### THE EXERCISE
Please retype the data in full and exactly; the pictures are not part of the copy.

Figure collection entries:

-- -- --

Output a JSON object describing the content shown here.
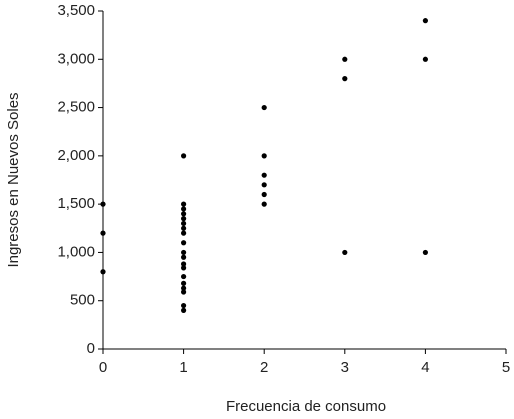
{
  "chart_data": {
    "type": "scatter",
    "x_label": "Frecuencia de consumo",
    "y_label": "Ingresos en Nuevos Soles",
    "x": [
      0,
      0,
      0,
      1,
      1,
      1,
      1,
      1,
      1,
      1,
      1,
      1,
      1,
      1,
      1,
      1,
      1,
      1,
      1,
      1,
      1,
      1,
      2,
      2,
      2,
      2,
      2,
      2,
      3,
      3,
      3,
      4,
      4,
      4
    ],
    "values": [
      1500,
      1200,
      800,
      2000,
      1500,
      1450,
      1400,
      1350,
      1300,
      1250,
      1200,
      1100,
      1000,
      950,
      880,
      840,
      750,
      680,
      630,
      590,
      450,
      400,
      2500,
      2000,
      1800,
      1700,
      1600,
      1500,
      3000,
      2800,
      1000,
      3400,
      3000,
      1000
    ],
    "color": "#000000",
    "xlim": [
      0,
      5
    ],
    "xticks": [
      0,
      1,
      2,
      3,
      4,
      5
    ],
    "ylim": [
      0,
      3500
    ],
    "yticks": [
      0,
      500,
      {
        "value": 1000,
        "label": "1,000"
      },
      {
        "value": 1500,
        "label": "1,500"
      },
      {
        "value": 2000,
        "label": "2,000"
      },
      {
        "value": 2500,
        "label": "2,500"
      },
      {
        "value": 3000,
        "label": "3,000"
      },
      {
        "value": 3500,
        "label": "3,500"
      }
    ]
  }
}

-- -- --

### WORKED ANSWER
Output a JSON object describing the content shown here.
{
  "chart_data": {
    "type": "scatter",
    "x_label": "Frecuencia de consumo",
    "y_label": "Ingresos en Nuevos Soles",
    "x": [
      0,
      0,
      0,
      1,
      1,
      1,
      1,
      1,
      1,
      1,
      1,
      1,
      1,
      1,
      1,
      1,
      1,
      1,
      1,
      1,
      1,
      1,
      2,
      2,
      2,
      2,
      2,
      2,
      3,
      3,
      3,
      4,
      4,
      4
    ],
    "values": [
      1500,
      1200,
      800,
      2000,
      1500,
      1450,
      1400,
      1350,
      1300,
      1250,
      1200,
      1100,
      1000,
      950,
      880,
      840,
      750,
      680,
      630,
      590,
      450,
      400,
      2500,
      2000,
      1800,
      1700,
      1600,
      1500,
      3000,
      2800,
      1000,
      3400,
      3000,
      1000
    ],
    "color": "#000000",
    "xlim": [
      0,
      5
    ],
    "xticks": [
      0,
      1,
      2,
      3,
      4,
      5
    ],
    "ylim": [
      0,
      3500
    ],
    "yticks": [
      0,
      500,
      {
        "value": 1000,
        "label": "1,000"
      },
      {
        "value": 1500,
        "label": "1,500"
      },
      {
        "value": 2000,
        "label": "2,000"
      },
      {
        "value": 2500,
        "label": "2,500"
      },
      {
        "value": 3000,
        "label": "3,000"
      },
      {
        "value": 3500,
        "label": "3,500"
      }
    ]
  }
}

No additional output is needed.